(Figure record extracts)
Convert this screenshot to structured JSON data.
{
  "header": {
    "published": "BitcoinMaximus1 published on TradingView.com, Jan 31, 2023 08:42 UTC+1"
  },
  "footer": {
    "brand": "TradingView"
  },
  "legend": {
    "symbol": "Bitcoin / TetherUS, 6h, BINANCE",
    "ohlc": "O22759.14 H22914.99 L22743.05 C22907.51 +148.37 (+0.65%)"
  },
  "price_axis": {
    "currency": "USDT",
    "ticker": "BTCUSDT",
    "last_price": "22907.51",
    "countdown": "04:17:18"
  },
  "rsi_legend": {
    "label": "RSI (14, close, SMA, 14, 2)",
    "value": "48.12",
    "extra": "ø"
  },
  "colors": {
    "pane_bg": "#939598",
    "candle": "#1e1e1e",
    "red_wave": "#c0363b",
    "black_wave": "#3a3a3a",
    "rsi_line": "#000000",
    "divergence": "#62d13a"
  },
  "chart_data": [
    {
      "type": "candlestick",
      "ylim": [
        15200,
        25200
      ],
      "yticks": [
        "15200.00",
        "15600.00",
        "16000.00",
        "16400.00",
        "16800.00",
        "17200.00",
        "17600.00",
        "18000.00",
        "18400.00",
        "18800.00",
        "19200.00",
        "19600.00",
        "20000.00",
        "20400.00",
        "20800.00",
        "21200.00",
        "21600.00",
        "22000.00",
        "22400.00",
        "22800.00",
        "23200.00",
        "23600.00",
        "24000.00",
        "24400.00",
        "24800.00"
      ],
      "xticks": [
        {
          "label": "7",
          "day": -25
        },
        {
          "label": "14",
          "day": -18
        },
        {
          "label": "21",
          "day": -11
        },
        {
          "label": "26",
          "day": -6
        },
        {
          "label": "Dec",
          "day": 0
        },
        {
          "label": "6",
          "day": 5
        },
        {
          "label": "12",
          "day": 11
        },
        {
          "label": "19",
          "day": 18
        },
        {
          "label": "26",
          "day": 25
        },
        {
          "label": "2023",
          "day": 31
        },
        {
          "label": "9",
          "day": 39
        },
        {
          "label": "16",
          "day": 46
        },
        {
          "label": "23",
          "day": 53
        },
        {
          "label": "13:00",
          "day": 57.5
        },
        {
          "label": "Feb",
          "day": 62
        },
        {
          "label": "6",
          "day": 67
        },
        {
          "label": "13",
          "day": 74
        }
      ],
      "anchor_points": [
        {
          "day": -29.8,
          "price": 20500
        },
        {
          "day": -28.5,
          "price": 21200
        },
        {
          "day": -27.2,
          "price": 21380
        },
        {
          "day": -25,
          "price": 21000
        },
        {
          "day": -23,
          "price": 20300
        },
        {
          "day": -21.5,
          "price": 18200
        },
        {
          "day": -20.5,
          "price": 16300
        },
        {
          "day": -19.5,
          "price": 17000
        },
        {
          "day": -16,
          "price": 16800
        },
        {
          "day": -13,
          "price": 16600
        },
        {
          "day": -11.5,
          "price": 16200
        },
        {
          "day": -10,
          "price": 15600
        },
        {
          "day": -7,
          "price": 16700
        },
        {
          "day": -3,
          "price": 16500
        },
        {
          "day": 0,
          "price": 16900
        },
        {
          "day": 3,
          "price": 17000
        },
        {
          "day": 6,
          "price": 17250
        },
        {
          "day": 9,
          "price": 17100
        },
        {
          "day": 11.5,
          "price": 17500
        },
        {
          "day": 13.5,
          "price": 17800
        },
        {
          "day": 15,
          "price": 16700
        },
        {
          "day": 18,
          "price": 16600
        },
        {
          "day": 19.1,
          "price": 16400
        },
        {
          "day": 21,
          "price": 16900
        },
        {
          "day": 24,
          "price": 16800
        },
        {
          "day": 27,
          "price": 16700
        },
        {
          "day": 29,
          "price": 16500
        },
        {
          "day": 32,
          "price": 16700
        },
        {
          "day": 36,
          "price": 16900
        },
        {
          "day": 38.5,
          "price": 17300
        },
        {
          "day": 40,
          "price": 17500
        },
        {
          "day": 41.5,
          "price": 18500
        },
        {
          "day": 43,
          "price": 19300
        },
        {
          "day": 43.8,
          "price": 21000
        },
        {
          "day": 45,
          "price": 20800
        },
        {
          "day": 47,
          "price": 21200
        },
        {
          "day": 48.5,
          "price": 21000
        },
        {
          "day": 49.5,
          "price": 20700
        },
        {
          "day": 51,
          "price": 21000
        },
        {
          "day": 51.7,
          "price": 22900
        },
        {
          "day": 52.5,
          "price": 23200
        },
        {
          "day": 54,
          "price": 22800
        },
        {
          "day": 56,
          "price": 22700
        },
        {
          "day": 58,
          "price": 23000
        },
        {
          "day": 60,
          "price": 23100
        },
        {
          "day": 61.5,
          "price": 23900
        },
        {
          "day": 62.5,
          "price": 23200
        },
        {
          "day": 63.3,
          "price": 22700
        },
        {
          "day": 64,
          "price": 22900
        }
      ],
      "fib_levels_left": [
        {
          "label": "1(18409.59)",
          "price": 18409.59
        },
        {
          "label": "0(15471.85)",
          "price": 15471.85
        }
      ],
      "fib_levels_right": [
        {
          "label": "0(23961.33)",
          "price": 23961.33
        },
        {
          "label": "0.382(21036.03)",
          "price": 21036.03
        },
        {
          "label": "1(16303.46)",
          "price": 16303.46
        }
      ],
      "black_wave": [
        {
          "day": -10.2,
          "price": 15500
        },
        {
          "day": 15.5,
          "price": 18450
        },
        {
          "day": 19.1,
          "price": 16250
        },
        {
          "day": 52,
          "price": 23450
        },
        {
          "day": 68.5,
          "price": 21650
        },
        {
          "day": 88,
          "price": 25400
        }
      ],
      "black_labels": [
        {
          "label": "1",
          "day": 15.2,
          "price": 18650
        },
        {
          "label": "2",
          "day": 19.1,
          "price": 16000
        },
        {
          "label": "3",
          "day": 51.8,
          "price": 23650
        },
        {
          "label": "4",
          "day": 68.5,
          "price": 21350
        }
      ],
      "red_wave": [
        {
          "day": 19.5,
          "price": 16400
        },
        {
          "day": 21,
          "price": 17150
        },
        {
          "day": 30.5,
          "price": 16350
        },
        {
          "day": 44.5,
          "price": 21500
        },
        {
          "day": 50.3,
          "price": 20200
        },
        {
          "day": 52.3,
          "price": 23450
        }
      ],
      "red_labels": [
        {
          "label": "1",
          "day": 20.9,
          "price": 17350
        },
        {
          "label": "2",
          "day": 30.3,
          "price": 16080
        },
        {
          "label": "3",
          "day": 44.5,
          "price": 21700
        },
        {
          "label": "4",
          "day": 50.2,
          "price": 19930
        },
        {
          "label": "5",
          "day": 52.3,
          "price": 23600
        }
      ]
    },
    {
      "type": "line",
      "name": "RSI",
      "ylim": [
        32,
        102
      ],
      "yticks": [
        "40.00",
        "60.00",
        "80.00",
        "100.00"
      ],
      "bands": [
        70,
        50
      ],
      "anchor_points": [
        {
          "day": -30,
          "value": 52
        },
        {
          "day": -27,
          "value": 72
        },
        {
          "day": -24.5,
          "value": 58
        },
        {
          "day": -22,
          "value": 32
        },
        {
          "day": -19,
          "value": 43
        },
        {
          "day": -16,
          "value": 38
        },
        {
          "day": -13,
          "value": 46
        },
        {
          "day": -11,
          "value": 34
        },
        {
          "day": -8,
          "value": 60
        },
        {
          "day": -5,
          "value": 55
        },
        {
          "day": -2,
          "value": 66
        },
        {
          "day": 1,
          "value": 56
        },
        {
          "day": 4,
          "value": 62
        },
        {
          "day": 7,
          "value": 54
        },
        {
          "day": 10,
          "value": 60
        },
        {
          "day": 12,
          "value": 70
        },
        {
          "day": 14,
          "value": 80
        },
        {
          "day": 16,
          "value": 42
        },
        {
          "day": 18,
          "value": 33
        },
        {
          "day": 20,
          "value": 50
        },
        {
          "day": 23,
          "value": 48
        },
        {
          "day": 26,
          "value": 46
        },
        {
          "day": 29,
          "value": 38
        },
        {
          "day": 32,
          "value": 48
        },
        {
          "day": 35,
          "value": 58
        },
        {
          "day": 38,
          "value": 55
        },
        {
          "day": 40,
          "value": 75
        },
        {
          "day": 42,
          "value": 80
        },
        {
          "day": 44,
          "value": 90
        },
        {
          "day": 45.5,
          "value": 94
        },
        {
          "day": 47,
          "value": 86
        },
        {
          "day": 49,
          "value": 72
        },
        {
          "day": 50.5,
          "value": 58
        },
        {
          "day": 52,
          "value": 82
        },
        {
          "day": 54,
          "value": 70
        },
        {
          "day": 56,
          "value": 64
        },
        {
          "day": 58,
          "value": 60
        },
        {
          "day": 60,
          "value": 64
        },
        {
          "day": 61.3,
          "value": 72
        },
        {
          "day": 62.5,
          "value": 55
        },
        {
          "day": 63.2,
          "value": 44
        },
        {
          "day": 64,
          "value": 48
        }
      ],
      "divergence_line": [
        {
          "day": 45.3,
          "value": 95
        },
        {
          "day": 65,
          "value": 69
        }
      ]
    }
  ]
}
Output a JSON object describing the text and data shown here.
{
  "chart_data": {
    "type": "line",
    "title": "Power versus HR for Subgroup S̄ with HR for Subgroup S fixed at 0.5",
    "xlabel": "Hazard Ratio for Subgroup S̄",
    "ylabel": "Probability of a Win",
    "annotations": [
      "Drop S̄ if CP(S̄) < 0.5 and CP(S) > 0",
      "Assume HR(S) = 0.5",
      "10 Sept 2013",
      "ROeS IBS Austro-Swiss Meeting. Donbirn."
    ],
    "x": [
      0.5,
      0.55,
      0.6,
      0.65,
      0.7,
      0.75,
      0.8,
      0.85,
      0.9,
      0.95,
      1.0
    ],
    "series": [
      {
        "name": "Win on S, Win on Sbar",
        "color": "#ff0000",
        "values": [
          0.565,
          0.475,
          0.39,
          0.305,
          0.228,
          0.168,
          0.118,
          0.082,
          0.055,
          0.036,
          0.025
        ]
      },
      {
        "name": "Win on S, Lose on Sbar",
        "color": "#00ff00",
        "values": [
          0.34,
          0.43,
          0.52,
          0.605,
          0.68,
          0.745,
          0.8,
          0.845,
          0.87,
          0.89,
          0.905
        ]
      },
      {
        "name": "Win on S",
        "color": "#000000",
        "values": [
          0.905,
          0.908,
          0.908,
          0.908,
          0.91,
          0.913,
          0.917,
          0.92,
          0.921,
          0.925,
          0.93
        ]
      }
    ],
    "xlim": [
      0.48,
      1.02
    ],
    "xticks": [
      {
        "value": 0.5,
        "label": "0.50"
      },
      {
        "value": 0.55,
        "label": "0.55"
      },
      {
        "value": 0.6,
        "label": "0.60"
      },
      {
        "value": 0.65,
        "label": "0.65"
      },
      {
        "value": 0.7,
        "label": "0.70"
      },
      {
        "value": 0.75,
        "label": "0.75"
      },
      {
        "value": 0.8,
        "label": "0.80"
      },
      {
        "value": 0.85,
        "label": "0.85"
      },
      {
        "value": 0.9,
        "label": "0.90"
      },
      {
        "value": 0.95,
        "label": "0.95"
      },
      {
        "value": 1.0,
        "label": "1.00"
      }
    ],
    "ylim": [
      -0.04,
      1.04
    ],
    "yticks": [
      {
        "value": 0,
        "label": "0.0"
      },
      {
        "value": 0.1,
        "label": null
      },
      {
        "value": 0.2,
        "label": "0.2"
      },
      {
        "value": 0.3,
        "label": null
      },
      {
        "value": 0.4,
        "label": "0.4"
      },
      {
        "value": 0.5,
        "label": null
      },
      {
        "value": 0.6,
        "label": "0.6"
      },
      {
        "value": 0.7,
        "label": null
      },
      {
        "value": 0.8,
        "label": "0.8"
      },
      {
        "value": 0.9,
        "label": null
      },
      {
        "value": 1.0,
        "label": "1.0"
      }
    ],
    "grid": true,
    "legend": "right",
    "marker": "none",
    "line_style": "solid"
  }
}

Given exercise: Extract all lines containing the word "Sbar".

Exercise solution:
        "name": "Win on S, Win on Sbar",
        "name": "Win on S, Lose on Sbar",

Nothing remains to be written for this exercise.